- **WRITTEN INSTRUCTION**:
Filter the entries below, keeping every line that has the word "have".

───── ENTRIES PROVIDED

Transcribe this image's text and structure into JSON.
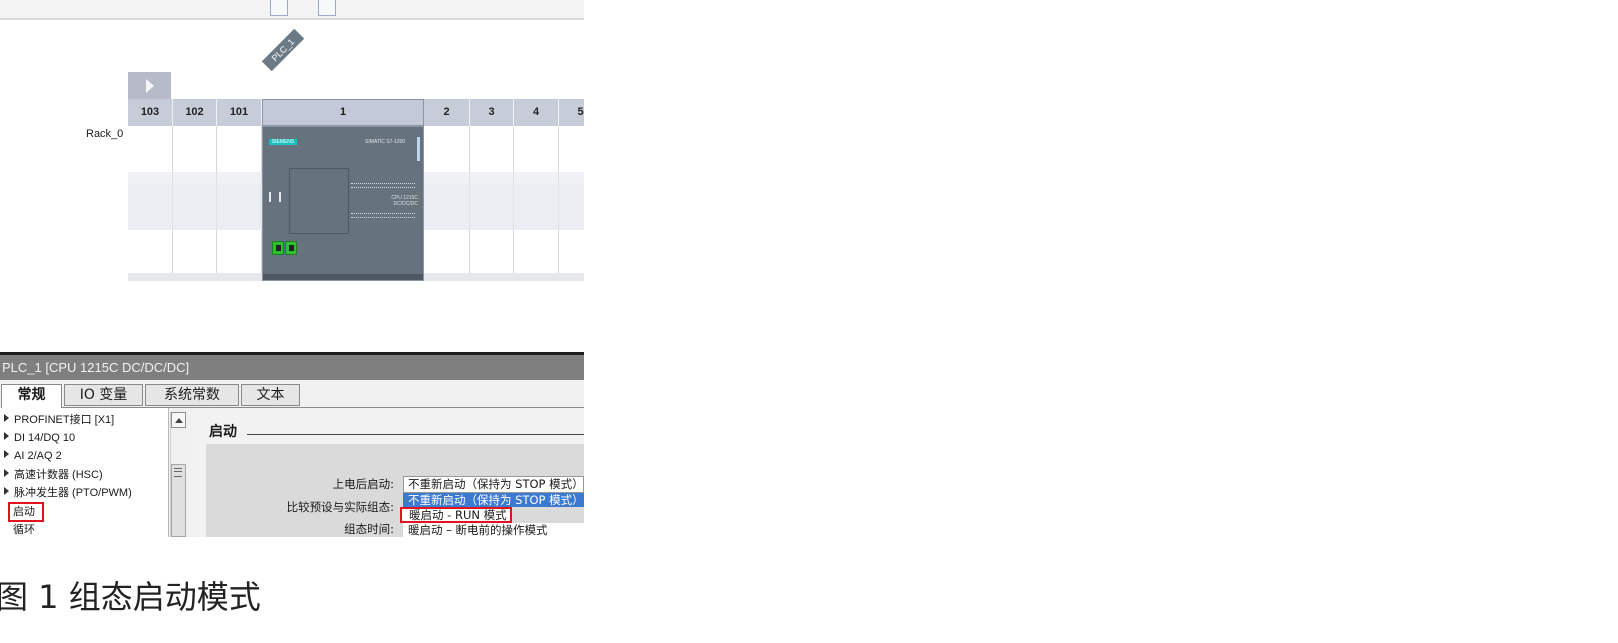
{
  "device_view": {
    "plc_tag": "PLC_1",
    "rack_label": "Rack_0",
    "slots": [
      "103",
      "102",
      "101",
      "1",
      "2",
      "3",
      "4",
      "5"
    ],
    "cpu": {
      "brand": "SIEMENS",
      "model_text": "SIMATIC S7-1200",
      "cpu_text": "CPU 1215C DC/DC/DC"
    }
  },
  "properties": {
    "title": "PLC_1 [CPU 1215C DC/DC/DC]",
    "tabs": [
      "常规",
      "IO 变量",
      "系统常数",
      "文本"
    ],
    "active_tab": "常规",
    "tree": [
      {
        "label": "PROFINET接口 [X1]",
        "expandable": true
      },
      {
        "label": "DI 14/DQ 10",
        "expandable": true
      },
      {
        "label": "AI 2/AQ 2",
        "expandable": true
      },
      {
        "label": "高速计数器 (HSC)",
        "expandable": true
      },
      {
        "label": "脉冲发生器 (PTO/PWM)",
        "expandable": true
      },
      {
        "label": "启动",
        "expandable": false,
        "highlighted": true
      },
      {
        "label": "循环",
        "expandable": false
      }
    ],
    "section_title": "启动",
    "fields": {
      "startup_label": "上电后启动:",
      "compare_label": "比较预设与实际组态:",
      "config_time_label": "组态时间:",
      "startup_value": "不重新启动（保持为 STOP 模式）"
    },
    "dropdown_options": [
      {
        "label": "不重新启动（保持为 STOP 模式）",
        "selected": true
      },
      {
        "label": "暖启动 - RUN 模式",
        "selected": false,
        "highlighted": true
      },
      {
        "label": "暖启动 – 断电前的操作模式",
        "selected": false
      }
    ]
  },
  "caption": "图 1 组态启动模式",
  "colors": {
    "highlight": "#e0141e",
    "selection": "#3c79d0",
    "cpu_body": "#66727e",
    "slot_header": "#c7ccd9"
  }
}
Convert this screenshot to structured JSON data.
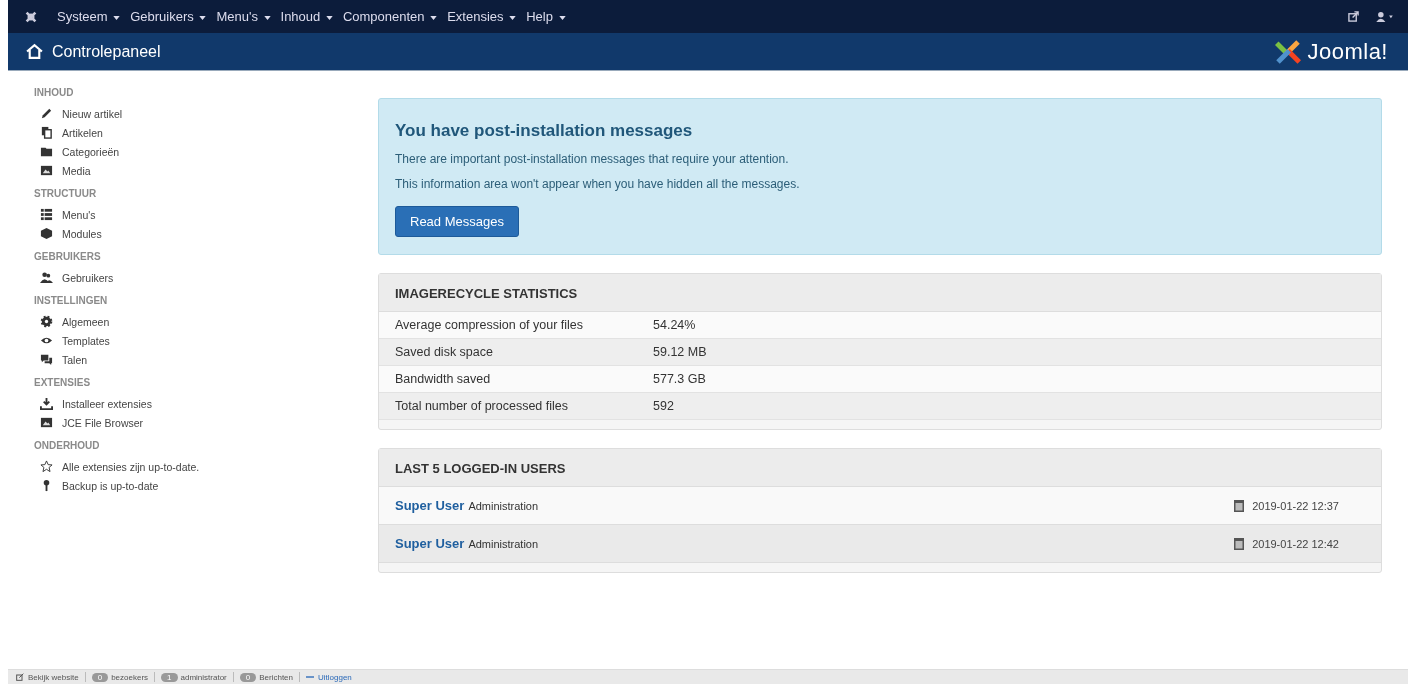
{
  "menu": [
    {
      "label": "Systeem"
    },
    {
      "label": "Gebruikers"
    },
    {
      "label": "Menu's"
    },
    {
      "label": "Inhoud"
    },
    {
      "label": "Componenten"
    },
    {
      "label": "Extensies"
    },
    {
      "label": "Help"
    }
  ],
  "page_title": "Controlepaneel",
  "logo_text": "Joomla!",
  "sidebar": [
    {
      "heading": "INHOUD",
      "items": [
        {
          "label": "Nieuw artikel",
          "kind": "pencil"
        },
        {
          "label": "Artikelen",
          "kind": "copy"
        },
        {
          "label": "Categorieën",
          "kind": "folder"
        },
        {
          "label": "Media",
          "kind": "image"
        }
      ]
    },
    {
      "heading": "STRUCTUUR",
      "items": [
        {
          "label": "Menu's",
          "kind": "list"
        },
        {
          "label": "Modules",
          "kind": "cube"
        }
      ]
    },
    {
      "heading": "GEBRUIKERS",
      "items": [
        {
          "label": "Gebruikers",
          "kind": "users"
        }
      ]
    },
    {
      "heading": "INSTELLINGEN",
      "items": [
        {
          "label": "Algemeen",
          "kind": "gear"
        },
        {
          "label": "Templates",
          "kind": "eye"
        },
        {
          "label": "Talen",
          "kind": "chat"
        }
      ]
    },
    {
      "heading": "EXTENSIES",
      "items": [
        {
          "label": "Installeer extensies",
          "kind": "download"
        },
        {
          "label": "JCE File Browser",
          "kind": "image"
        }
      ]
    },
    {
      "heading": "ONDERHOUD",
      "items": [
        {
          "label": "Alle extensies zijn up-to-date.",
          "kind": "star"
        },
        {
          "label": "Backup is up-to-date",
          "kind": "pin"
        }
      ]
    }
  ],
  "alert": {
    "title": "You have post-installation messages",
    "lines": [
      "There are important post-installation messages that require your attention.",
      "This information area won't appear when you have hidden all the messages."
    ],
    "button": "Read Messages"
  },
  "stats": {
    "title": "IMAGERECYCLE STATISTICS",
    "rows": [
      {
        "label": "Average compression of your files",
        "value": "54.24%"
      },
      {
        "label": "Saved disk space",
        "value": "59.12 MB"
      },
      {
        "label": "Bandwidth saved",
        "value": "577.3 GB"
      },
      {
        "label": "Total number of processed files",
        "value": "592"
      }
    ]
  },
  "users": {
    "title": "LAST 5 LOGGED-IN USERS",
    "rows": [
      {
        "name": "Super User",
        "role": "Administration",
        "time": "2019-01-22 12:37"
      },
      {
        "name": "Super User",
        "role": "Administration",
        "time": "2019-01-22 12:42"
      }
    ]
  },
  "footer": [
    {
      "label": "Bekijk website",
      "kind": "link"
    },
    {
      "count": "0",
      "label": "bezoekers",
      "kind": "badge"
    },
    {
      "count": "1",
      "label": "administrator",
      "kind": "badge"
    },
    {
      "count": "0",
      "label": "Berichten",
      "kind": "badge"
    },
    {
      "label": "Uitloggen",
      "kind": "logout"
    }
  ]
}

──────────

- **EXPECTED ANSWER**:
    "title": "You have post-installation messages",
      "This information area won't appear when you have hidden all the messages."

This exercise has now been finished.